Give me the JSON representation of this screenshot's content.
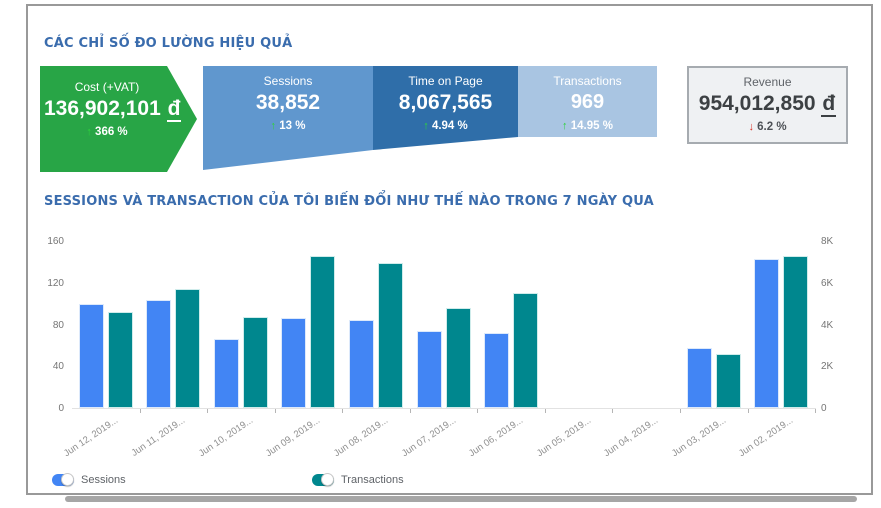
{
  "page": {
    "title1": "CÁC CHỈ SỐ ĐO LƯỜNG HIỆU QUẢ",
    "title2": "SESSIONS VÀ TRANSACTION CỦA TÔI BIẾN ĐỔI NHƯ THẾ NÀO TRONG 7 NGÀY QUA"
  },
  "colors": {
    "title_blue": "#3a6cad",
    "cost_green": "#28a546",
    "sessions_blue": "#6097ce",
    "time_on_page_blue": "#2f6ea9",
    "transactions_blue": "#a9c5e2",
    "bar_sessions": "#4285f4",
    "bar_transactions": "#00878e",
    "delta_up_green": "#2fd23c",
    "delta_down_red": "#d93025"
  },
  "kpis": {
    "cost": {
      "label": "Cost (+VAT)",
      "value": "136,902,101",
      "currency": "đ",
      "delta": "366 %",
      "direction": "up"
    },
    "sessions": {
      "label": "Sessions",
      "value": "38,852",
      "delta": "13 %",
      "direction": "up"
    },
    "time_on_page": {
      "label": "Time on Page",
      "value": "8,067,565",
      "delta": "4.94 %",
      "direction": "up"
    },
    "transactions": {
      "label": "Transactions",
      "value": "969",
      "delta": "14.95 %",
      "direction": "up"
    },
    "revenue": {
      "label": "Revenue",
      "value": "954,012,850",
      "currency": "đ",
      "delta": "6.2 %",
      "direction": "down"
    }
  },
  "chart_data": {
    "type": "bar",
    "title": "SESSIONS VÀ TRANSACTION CỦA TÔI BIẾN ĐỔI NHƯ THẾ NÀO TRONG 7 NGÀY QUA",
    "categories": [
      "Jun 12, 2019...",
      "Jun 11, 2019...",
      "Jun 10, 2019...",
      "Jun 09, 2019...",
      "Jun 08, 2019...",
      "Jun 07, 2019...",
      "Jun 06, 2019...",
      "Jun 05, 2019...",
      "Jun 04, 2019...",
      "Jun 03, 2019...",
      "Jun 02, 2019..."
    ],
    "series": [
      {
        "name": "Sessions",
        "axis": "right",
        "color": "#4285f4",
        "values": [
          5000,
          5200,
          3300,
          4300,
          4200,
          3700,
          3600,
          0,
          0,
          2900,
          7150
        ]
      },
      {
        "name": "Transactions",
        "axis": "left",
        "color": "#00878e",
        "values": [
          92,
          114,
          87,
          146,
          139,
          96,
          110,
          0,
          0,
          52,
          146
        ]
      }
    ],
    "left_axis": {
      "ticks": [
        "160",
        "120",
        "80",
        "40",
        "0"
      ],
      "min": 0,
      "max": 160
    },
    "right_axis": {
      "ticks": [
        "8K",
        "6K",
        "4K",
        "2K",
        "0"
      ],
      "min": 0,
      "max": 8000
    },
    "grid": false,
    "legend_position": "bottom",
    "legend": [
      {
        "label": "Sessions",
        "color": "#4285f4",
        "state": "on"
      },
      {
        "label": "Transactions",
        "color": "#00878e",
        "state": "on"
      }
    ]
  }
}
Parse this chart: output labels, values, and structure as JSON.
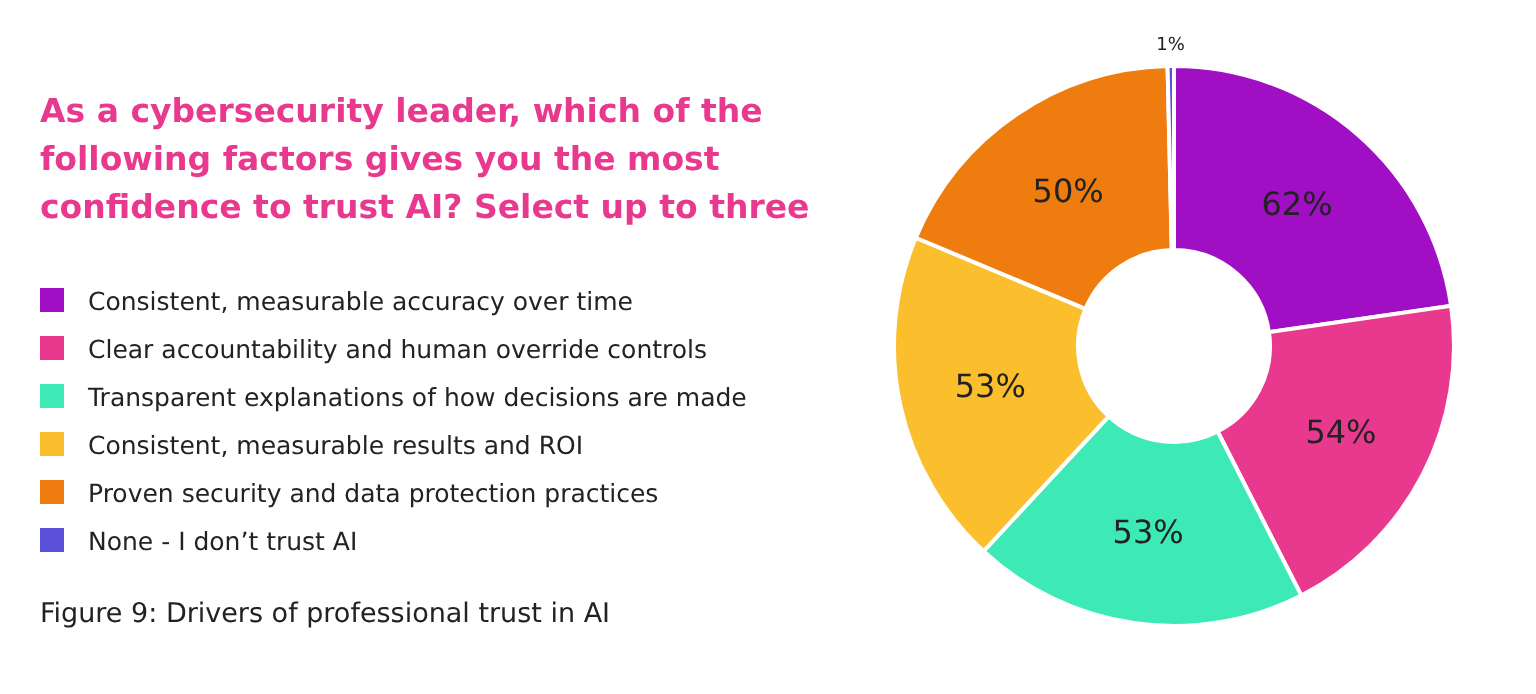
{
  "chart_data": {
    "type": "donut",
    "title": "As a cybersecurity leader, which of the following factors gives you the most confidence to trust AI? Select up to three",
    "categories": [
      "Consistent, measurable accuracy over time",
      "Clear accountability and human override controls",
      "Transparent explanations of how decisions are made",
      "Consistent, measurable results and ROI",
      "Proven security and data protection practices",
      "None - I don’t trust AI"
    ],
    "values": [
      62,
      54,
      53,
      53,
      50,
      1
    ],
    "value_labels": [
      "62%",
      "54%",
      "53%",
      "53%",
      "50%",
      "1%"
    ],
    "colors": [
      "#a10fc4",
      "#e8398f",
      "#3deab5",
      "#fbbf2e",
      "#ef7c0f",
      "#5a4fd8"
    ],
    "legend": "left",
    "annotations": [
      "Figure 9: Drivers of professional trust in AI"
    ]
  }
}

## [Required task]
Quote every record above exactly, leaving out any pictures.

## [Completed task]
Give me the JSON representation of this screenshot's content.
{
  "page": {
    "title1": "CÁC CHỈ SỐ ĐO LƯỜNG HIỆU QUẢ",
    "title2": "SESSIONS VÀ TRANSACTION CỦA TÔI BIẾN ĐỔI NHƯ THẾ NÀO TRONG 7 NGÀY QUA"
  },
  "colors": {
    "title_blue": "#3a6cad",
    "cost_green": "#28a546",
    "sessions_blue": "#6097ce",
    "time_on_page_blue": "#2f6ea9",
    "transactions_blue": "#a9c5e2",
    "bar_sessions": "#4285f4",
    "bar_transactions": "#00878e",
    "delta_up_green": "#2fd23c",
    "delta_down_red": "#d93025"
  },
  "kpis": {
    "cost": {
      "label": "Cost (+VAT)",
      "value": "136,902,101",
      "currency": "đ",
      "delta": "366 %",
      "direction": "up"
    },
    "sessions": {
      "label": "Sessions",
      "value": "38,852",
      "delta": "13 %",
      "direction": "up"
    },
    "time_on_page": {
      "label": "Time on Page",
      "value": "8,067,565",
      "delta": "4.94 %",
      "direction": "up"
    },
    "transactions": {
      "label": "Transactions",
      "value": "969",
      "delta": "14.95 %",
      "direction": "up"
    },
    "revenue": {
      "label": "Revenue",
      "value": "954,012,850",
      "currency": "đ",
      "delta": "6.2 %",
      "direction": "down"
    }
  },
  "chart_data": {
    "type": "bar",
    "title": "SESSIONS VÀ TRANSACTION CỦA TÔI BIẾN ĐỔI NHƯ THẾ NÀO TRONG 7 NGÀY QUA",
    "categories": [
      "Jun 12, 2019...",
      "Jun 11, 2019...",
      "Jun 10, 2019...",
      "Jun 09, 2019...",
      "Jun 08, 2019...",
      "Jun 07, 2019...",
      "Jun 06, 2019...",
      "Jun 05, 2019...",
      "Jun 04, 2019...",
      "Jun 03, 2019...",
      "Jun 02, 2019..."
    ],
    "series": [
      {
        "name": "Sessions",
        "axis": "right",
        "color": "#4285f4",
        "values": [
          5000,
          5200,
          3300,
          4300,
          4200,
          3700,
          3600,
          0,
          0,
          2900,
          7150
        ]
      },
      {
        "name": "Transactions",
        "axis": "left",
        "color": "#00878e",
        "values": [
          92,
          114,
          87,
          146,
          139,
          96,
          110,
          0,
          0,
          52,
          146
        ]
      }
    ],
    "left_axis": {
      "ticks": [
        "160",
        "120",
        "80",
        "40",
        "0"
      ],
      "min": 0,
      "max": 160
    },
    "right_axis": {
      "ticks": [
        "8K",
        "6K",
        "4K",
        "2K",
        "0"
      ],
      "min": 0,
      "max": 8000
    },
    "grid": false,
    "legend_position": "bottom",
    "legend": [
      {
        "label": "Sessions",
        "color": "#4285f4",
        "state": "on"
      },
      {
        "label": "Transactions",
        "color": "#00878e",
        "state": "on"
      }
    ]
  }
}
Parse this chart: output labels, values, and structure as JSON.
{
  "chart_data": {
    "type": "donut",
    "title": "As a cybersecurity leader, which of the following factors gives you the most confidence to trust AI? Select up to three",
    "categories": [
      "Consistent, measurable accuracy over time",
      "Clear accountability and human override controls",
      "Transparent explanations of how decisions are made",
      "Consistent, measurable results and ROI",
      "Proven security and data protection practices",
      "None - I don’t trust AI"
    ],
    "values": [
      62,
      54,
      53,
      53,
      50,
      1
    ],
    "value_labels": [
      "62%",
      "54%",
      "53%",
      "53%",
      "50%",
      "1%"
    ],
    "colors": [
      "#a10fc4",
      "#e8398f",
      "#3deab5",
      "#fbbf2e",
      "#ef7c0f",
      "#5a4fd8"
    ],
    "legend": "left",
    "annotations": [
      "Figure 9: Drivers of professional trust in AI"
    ]
  }
}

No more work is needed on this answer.